**EXERCISE DESCRIPTION:**
Copy every line in which the string "xlabel" occurs.
★ ★ ★ ★
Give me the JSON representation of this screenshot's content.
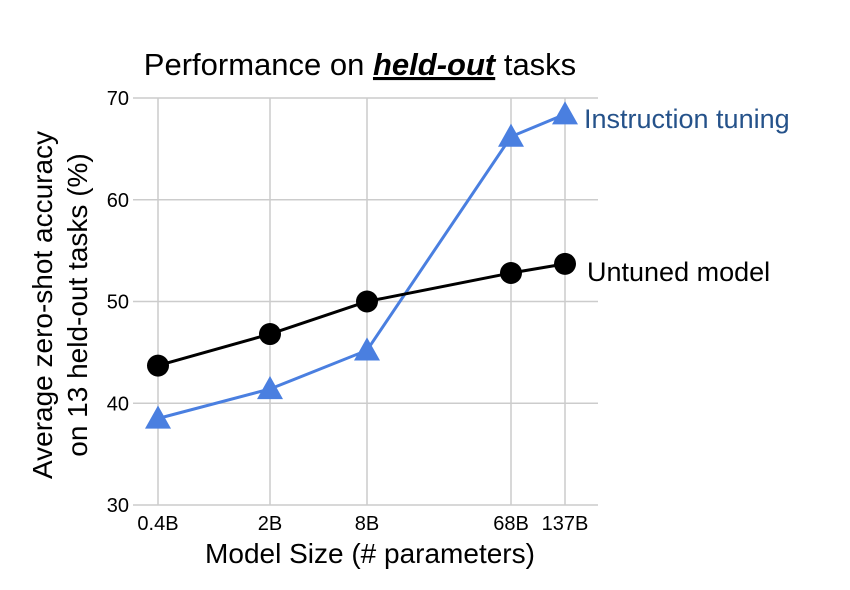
{
  "chart_data": {
    "type": "line",
    "title": {
      "prefix": "Performance on ",
      "emphasis": "held-out",
      "suffix": " tasks"
    },
    "xlabel": "Model Size (# parameters)",
    "ylabel": {
      "line1": "Average zero-shot accuracy",
      "line2": "on 13 held-out tasks (%)"
    },
    "categories": [
      "0.4B",
      "2B",
      "8B",
      "68B",
      "137B"
    ],
    "x_log_params_billion": [
      0.4,
      2,
      8,
      68,
      137
    ],
    "ylim": [
      30,
      70
    ],
    "yticks": [
      30,
      40,
      50,
      60,
      70
    ],
    "grid": true,
    "series": [
      {
        "name": "Instruction tuning",
        "marker": "triangle",
        "color": "#4a7fe0",
        "label_color": "#25528a",
        "values": [
          38.5,
          41.4,
          45.2,
          66.2,
          68.4
        ]
      },
      {
        "name": "Untuned model",
        "marker": "circle",
        "color": "#000000",
        "label_color": "#000000",
        "values": [
          43.7,
          46.8,
          50.0,
          52.8,
          53.7
        ]
      }
    ]
  }
}
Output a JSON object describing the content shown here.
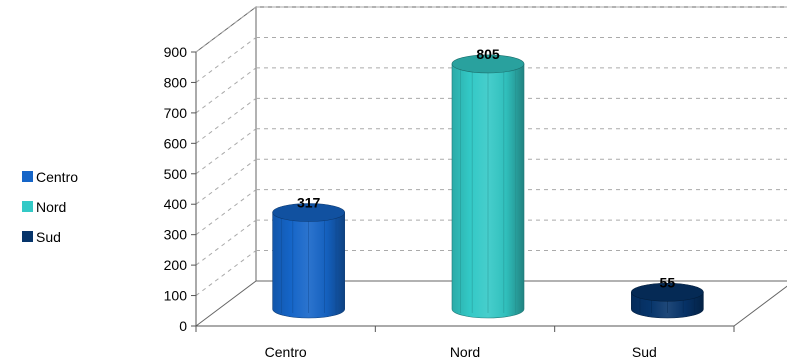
{
  "chart_data": {
    "type": "bar",
    "categories": [
      "Centro",
      "Nord",
      "Sud"
    ],
    "values": [
      317,
      805,
      55
    ],
    "colors": [
      "#1565C8",
      "#33C9C6",
      "#06346A"
    ],
    "ylim": [
      0,
      900
    ],
    "yticks": [
      0,
      100,
      200,
      300,
      400,
      500,
      600,
      700,
      800,
      900
    ],
    "yticks_labels": [
      "0",
      "100",
      "200",
      "300",
      "400",
      "500",
      "600",
      "700",
      "800",
      "900"
    ],
    "data_labels": [
      "317",
      "805",
      "55"
    ],
    "grid": true,
    "legend": {
      "position": "left",
      "entries": [
        "Centro",
        "Nord",
        "Sud"
      ]
    }
  }
}
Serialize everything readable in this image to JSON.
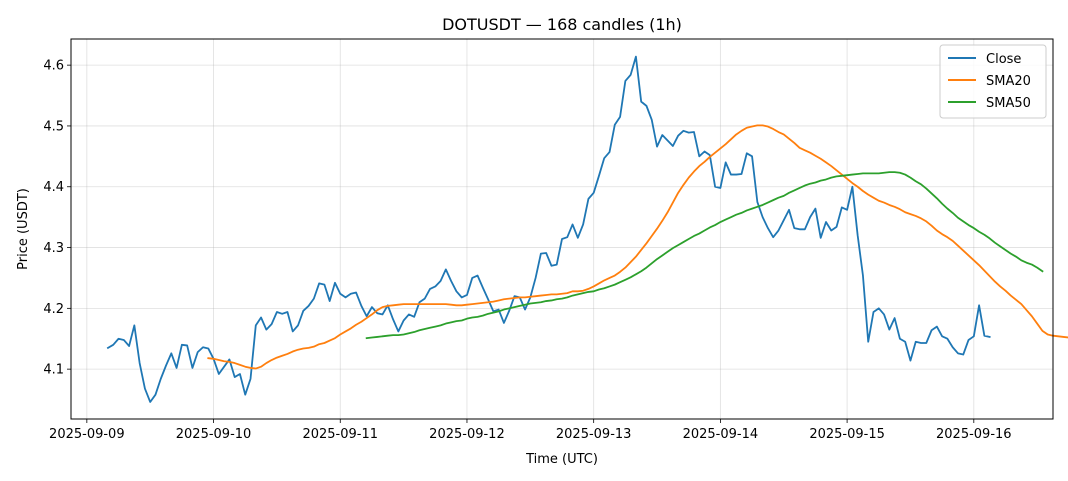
{
  "chart_data": {
    "type": "line",
    "title": "DOTUSDT — 168 candles (1h)",
    "xlabel": "Time (UTC)",
    "ylabel": "Price (USDT)",
    "xlim": [
      -7,
      179
    ],
    "ylim": [
      4.018,
      4.643
    ],
    "grid": true,
    "legend_position": "top-right",
    "x_ticks": [
      {
        "hour": -4,
        "label": "2025-09-09"
      },
      {
        "hour": 20,
        "label": "2025-09-10"
      },
      {
        "hour": 44,
        "label": "2025-09-11"
      },
      {
        "hour": 68,
        "label": "2025-09-12"
      },
      {
        "hour": 92,
        "label": "2025-09-13"
      },
      {
        "hour": 116,
        "label": "2025-09-14"
      },
      {
        "hour": 140,
        "label": "2025-09-15"
      },
      {
        "hour": 164,
        "label": "2025-09-16"
      }
    ],
    "y_ticks": [
      4.1,
      4.2,
      4.3,
      4.4,
      4.5,
      4.6
    ],
    "series": [
      {
        "name": "Close",
        "color": "#1f77b4",
        "start_index": 0,
        "values": [
          4.135,
          4.14,
          4.15,
          4.148,
          4.138,
          4.172,
          4.11,
          4.068,
          4.046,
          4.058,
          4.084,
          4.106,
          4.126,
          4.102,
          4.14,
          4.139,
          4.102,
          4.128,
          4.136,
          4.134,
          4.117,
          4.092,
          4.104,
          4.116,
          4.087,
          4.092,
          4.058,
          4.084,
          4.172,
          4.185,
          4.165,
          4.174,
          4.194,
          4.191,
          4.194,
          4.162,
          4.172,
          4.196,
          4.204,
          4.216,
          4.241,
          4.239,
          4.212,
          4.242,
          4.224,
          4.218,
          4.224,
          4.226,
          4.204,
          4.187,
          4.202,
          4.192,
          4.19,
          4.205,
          4.182,
          4.162,
          4.18,
          4.19,
          4.186,
          4.21,
          4.216,
          4.232,
          4.236,
          4.245,
          4.264,
          4.245,
          4.228,
          4.218,
          4.222,
          4.25,
          4.254,
          4.234,
          4.215,
          4.195,
          4.198,
          4.176,
          4.196,
          4.22,
          4.218,
          4.198,
          4.218,
          4.25,
          4.29,
          4.291,
          4.27,
          4.272,
          4.314,
          4.317,
          4.338,
          4.316,
          4.338,
          4.38,
          4.39,
          4.418,
          4.447,
          4.457,
          4.502,
          4.515,
          4.574,
          4.584,
          4.614,
          4.54,
          4.533,
          4.51,
          4.466,
          4.485,
          4.476,
          4.467,
          4.484,
          4.492,
          4.489,
          4.49,
          4.45,
          4.458,
          4.452,
          4.4,
          4.398,
          4.44,
          4.42,
          4.42,
          4.421,
          4.455,
          4.45,
          4.375,
          4.35,
          4.332,
          4.317,
          4.328,
          4.345,
          4.362,
          4.332,
          4.33,
          4.33,
          4.35,
          4.364,
          4.316,
          4.342,
          4.328,
          4.334,
          4.366,
          4.362,
          4.4,
          4.32,
          4.254,
          4.145,
          4.194,
          4.2,
          4.19,
          4.165,
          4.184,
          4.15,
          4.145,
          4.114,
          4.145,
          4.143,
          4.143,
          4.164,
          4.17,
          4.154,
          4.15,
          4.136,
          4.126,
          4.124,
          4.148,
          4.154,
          4.205,
          4.155,
          4.153
        ]
      },
      {
        "name": "SMA20",
        "color": "#ff7f0e",
        "start_index": 19,
        "values": [
          4.118,
          4.117,
          4.115,
          4.113,
          4.112,
          4.11,
          4.107,
          4.104,
          4.102,
          4.101,
          4.104,
          4.11,
          4.115,
          4.119,
          4.122,
          4.125,
          4.129,
          4.132,
          4.134,
          4.135,
          4.137,
          4.141,
          4.143,
          4.147,
          4.151,
          4.157,
          4.162,
          4.167,
          4.173,
          4.178,
          4.184,
          4.19,
          4.197,
          4.202,
          4.204,
          4.205,
          4.206,
          4.207,
          4.207,
          4.207,
          4.207,
          4.207,
          4.207,
          4.207,
          4.207,
          4.207,
          4.206,
          4.205,
          4.205,
          4.206,
          4.207,
          4.208,
          4.209,
          4.21,
          4.211,
          4.213,
          4.215,
          4.216,
          4.217,
          4.218,
          4.218,
          4.219,
          4.22,
          4.221,
          4.222,
          4.223,
          4.223,
          4.224,
          4.225,
          4.228,
          4.228,
          4.229,
          4.232,
          4.236,
          4.241,
          4.246,
          4.25,
          4.254,
          4.26,
          4.267,
          4.276,
          4.285,
          4.296,
          4.307,
          4.319,
          4.331,
          4.344,
          4.358,
          4.374,
          4.39,
          4.403,
          4.415,
          4.425,
          4.434,
          4.441,
          4.449,
          4.456,
          4.463,
          4.47,
          4.478,
          4.486,
          4.492,
          4.497,
          4.499,
          4.501,
          4.501,
          4.499,
          4.495,
          4.49,
          4.486,
          4.479,
          4.472,
          4.464,
          4.46,
          4.456,
          4.451,
          4.446,
          4.44,
          4.434,
          4.427,
          4.42,
          4.413,
          4.406,
          4.4,
          4.393,
          4.387,
          4.382,
          4.377,
          4.374,
          4.37,
          4.367,
          4.363,
          4.358,
          4.355,
          4.352,
          4.348,
          4.343,
          4.336,
          4.328,
          4.322,
          4.317,
          4.311,
          4.303,
          4.295,
          4.287,
          4.279,
          4.271,
          4.262,
          4.253,
          4.244,
          4.236,
          4.229,
          4.221,
          4.214,
          4.207,
          4.197,
          4.187,
          4.175,
          4.163,
          4.157,
          4.155,
          4.154,
          4.153,
          4.152
        ]
      },
      {
        "name": "SMA50",
        "color": "#2ca02c",
        "start_index": 49,
        "values": [
          4.151,
          4.152,
          4.153,
          4.154,
          4.155,
          4.156,
          4.156,
          4.157,
          4.159,
          4.161,
          4.164,
          4.166,
          4.168,
          4.17,
          4.172,
          4.175,
          4.177,
          4.179,
          4.18,
          4.183,
          4.185,
          4.186,
          4.188,
          4.191,
          4.193,
          4.195,
          4.198,
          4.2,
          4.202,
          4.204,
          4.206,
          4.208,
          4.209,
          4.21,
          4.212,
          4.213,
          4.215,
          4.216,
          4.218,
          4.221,
          4.223,
          4.225,
          4.227,
          4.228,
          4.231,
          4.233,
          4.236,
          4.239,
          4.243,
          4.247,
          4.251,
          4.256,
          4.261,
          4.267,
          4.274,
          4.281,
          4.287,
          4.293,
          4.299,
          4.304,
          4.309,
          4.314,
          4.319,
          4.323,
          4.328,
          4.333,
          4.337,
          4.342,
          4.346,
          4.35,
          4.354,
          4.357,
          4.361,
          4.364,
          4.367,
          4.37,
          4.374,
          4.378,
          4.382,
          4.385,
          4.39,
          4.394,
          4.398,
          4.402,
          4.405,
          4.407,
          4.41,
          4.412,
          4.415,
          4.417,
          4.418,
          4.419,
          4.42,
          4.421,
          4.422,
          4.422,
          4.422,
          4.422,
          4.423,
          4.424,
          4.424,
          4.423,
          4.42,
          4.415,
          4.409,
          4.404,
          4.397,
          4.389,
          4.381,
          4.372,
          4.364,
          4.357,
          4.349,
          4.343,
          4.337,
          4.332,
          4.326,
          4.321,
          4.315,
          4.308,
          4.302,
          4.296,
          4.29,
          4.285,
          4.279,
          4.275,
          4.272,
          4.267,
          4.261
        ]
      }
    ]
  }
}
★ ★ ★ ★
**WRITTEN ANSWER:**
    "xlabel": "Model Size (# parameters)",
    "xlabel": "Time (UTC)",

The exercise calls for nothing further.